Would you transcribe the whole listing exactly, minus its pictures?

━━━━━━━━━━━━━━━━━━━━

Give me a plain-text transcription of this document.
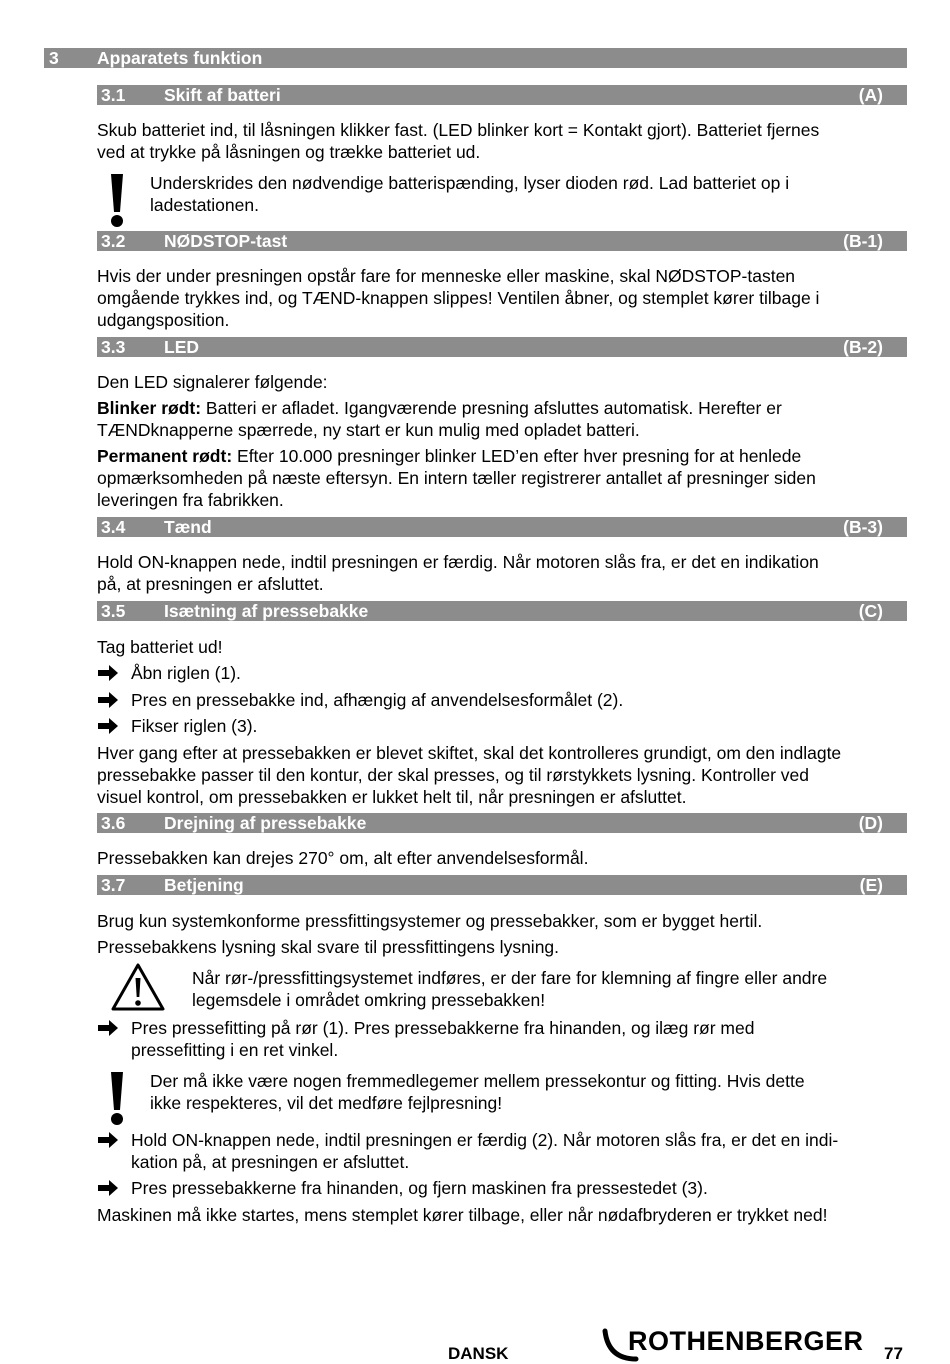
3 Apparatets funktion
3.1 Skift af batteri	(A)
Skub batteriet ind, til låsningen klikker fast. (LED blinker kort = Kontakt gjort). Batteriet fjernes
ved at trykke på låsningen og trække batteriet ud.
Underskrides den nødvendige batterispænding, lyser dioden rød. Lad batteriet op i
ladestationen.
3.2 NØDSTOP-tast	(B-1)
Hvis der under presningen opstår fare for menneske eller maskine, skal NØDSTOP-tasten
omgående trykkes ind, og TÆND-knappen slippes! Ventilen åbner, og stemplet kører tilbage i
udgangsposition.
3.3 LED	(B-2)
Den LED signalerer følgende:
Blinker rødt: Batteri er afladet. Igangværende presning afsluttes automatisk. Herefter er
TÆNDknapperne spærrede, ny start er kun mulig med opladet batteri.
Permanent rødt: Efter 10.000 presninger blinker LED’en efter hver presning for at henlede
opmærksomheden på næste eftersyn. En intern tæller registrerer antallet af presninger siden
leveringen fra fabrikken.
3.4 Tænd	(B-3)
Hold ON-knappen nede, indtil presningen er færdig. Når motoren slås fra, er det en indikation
på, at presningen er afsluttet.
3.5 Isætning af pressebakke	(C)
Tag batteriet ud!
Åbn riglen (1).
Pres en pressebakke ind, afhængig af anvendelsesformålet (2).
Fikser riglen (3).
Hver gang efter at pressebakken er blevet skiftet, skal det kontrolleres grundigt, om den indlagte
pressebakke passer til den kontur, der skal presses, og til rørstykkets lysning. Kontroller ved
visuel kontrol, om pressebakken er lukket helt til, når presningen er afsluttet.
3.6 Drejning af pressebakke	(D)
Pressebakken kan drejes 270° om, alt efter anvendelsesformål.
3.7 Betjening	(E)
Brug kun systemkonforme pressfittingsystemer og pressebakker, som er bygget hertil.
Pressebakkens lysning skal svare til pressfittingens lysning.
Når rør-/pressfittingsystemet indføres, er der fare for klemning af fingre eller andre
legemsdele i området omkring pressebakken!
Pres pressefitting på rør (1). Pres pressebakkerne fra hinanden, og ilæg rør med
pressefitting i en ret vinkel.
Der må ikke være nogen fremmedlegemer mellem pressekontur og fitting. Hvis dette
ikke respekteres, vil det medføre fejlpresning!
Hold ON-knappen nede, indtil presningen er færdig (2). Når motoren slås fra, er det en indi-
kation på, at presningen er afsluttet.
Pres pressebakkerne fra hinanden, og fjern maskinen fra pressestedet (3).
Maskinen må ikke startes, mens stemplet kører tilbage, eller når nødafbryderen er trykket ned!
DANSK	ROTHENBERGER 77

━━━━━━━━━━━━━━━━━━━━

■ **Exercise output**
Give me a plain-text transcription of this document.
3 Apparatets funktion
3.1 Skift af batteri	(A)
Skub batteriet ind, til låsningen klikker fast. (LED blinker kort = Kontakt gjort). Batteriet fjernes
ved at trykke på låsningen og trække batteriet ud.
Underskrides den nødvendige batterispænding, lyser dioden rød. Lad batteriet op i
ladestationen.
3.2 NØDSTOP-tast	(B-1)
Hvis der under presningen opstår fare for menneske eller maskine, skal NØDSTOP-tasten
omgående trykkes ind, og TÆND-knappen slippes! Ventilen åbner, og stemplet kører tilbage i
udgangsposition.
3.3 LED	(B-2)
Den LED signalerer følgende:
Blinker rødt: Batteri er afladet. Igangværende presning afsluttes automatisk. Herefter er
TÆNDknapperne spærrede, ny start er kun mulig med opladet batteri.
Permanent rødt: Efter 10.000 presninger blinker LED’en efter hver presning for at henlede
opmærksomheden på næste eftersyn. En intern tæller registrerer antallet af presninger siden
leveringen fra fabrikken.
3.4 Tænd	(B-3)
Hold ON-knappen nede, indtil presningen er færdig. Når motoren slås fra, er det en indikation
på, at presningen er afsluttet.
3.5 Isætning af pressebakke	(C)
Tag batteriet ud!
Åbn riglen (1).
Pres en pressebakke ind, afhængig af anvendelsesformålet (2).
Fikser riglen (3).
Hver gang efter at pressebakken er blevet skiftet, skal det kontrolleres grundigt, om den indlagte
pressebakke passer til den kontur, der skal presses, og til rørstykkets lysning. Kontroller ved
visuel kontrol, om pressebakken er lukket helt til, når presningen er afsluttet.
3.6 Drejning af pressebakke	(D)
Pressebakken kan drejes 270° om, alt efter anvendelsesformål.
3.7 Betjening	(E)
Brug kun systemkonforme pressfittingsystemer og pressebakker, som er bygget hertil.
Pressebakkens lysning skal svare til pressfittingens lysning.
Når rør-/pressfittingsystemet indføres, er der fare for klemning af fingre eller andre
legemsdele i området omkring pressebakken!
Pres pressefitting på rør (1). Pres pressebakkerne fra hinanden, og ilæg rør med
pressefitting i en ret vinkel.
Der må ikke være nogen fremmedlegemer mellem pressekontur og fitting. Hvis dette
ikke respekteres, vil det medføre fejlpresning!
Hold ON-knappen nede, indtil presningen er færdig (2). Når motoren slås fra, er det en indi-
kation på, at presningen er afsluttet.
Pres pressebakkerne fra hinanden, og fjern maskinen fra pressestedet (3).
Maskinen må ikke startes, mens stemplet kører tilbage, eller når nødafbryderen er trykket ned!
DANSK	ROTHENBERGER 77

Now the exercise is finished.